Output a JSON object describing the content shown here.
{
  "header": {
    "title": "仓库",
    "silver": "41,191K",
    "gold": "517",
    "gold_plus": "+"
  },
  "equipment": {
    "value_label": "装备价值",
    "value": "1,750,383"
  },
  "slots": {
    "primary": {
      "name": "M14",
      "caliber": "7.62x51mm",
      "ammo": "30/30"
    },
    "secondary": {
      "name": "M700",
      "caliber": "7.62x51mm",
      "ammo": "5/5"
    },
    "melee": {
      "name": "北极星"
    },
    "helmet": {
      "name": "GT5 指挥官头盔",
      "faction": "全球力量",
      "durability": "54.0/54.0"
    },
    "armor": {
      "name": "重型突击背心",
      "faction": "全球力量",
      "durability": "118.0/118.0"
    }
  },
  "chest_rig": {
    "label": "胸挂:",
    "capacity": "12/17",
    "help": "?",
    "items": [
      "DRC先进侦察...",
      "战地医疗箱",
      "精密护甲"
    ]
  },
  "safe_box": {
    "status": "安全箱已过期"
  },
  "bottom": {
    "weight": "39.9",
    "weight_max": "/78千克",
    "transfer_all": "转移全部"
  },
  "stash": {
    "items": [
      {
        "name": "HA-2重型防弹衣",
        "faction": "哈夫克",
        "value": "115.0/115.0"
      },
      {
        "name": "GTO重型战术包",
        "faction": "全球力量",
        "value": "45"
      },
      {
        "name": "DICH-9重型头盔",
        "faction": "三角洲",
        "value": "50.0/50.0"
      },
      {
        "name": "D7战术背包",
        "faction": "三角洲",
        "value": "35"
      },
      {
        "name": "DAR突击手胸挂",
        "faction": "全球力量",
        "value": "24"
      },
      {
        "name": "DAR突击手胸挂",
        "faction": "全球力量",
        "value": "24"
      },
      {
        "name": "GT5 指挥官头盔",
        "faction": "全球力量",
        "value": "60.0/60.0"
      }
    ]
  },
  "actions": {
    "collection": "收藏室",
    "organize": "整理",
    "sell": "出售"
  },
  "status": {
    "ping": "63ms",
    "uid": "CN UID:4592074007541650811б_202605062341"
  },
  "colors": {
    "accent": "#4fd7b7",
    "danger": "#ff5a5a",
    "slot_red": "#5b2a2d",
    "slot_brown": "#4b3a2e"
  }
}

§ EXERCISE DETAILS
Copy each line above where the string "durability" occurs.

§ RESULT OF THE EXERCISE
      "durability": "54.0/54.0"
      "durability": "118.0/118.0"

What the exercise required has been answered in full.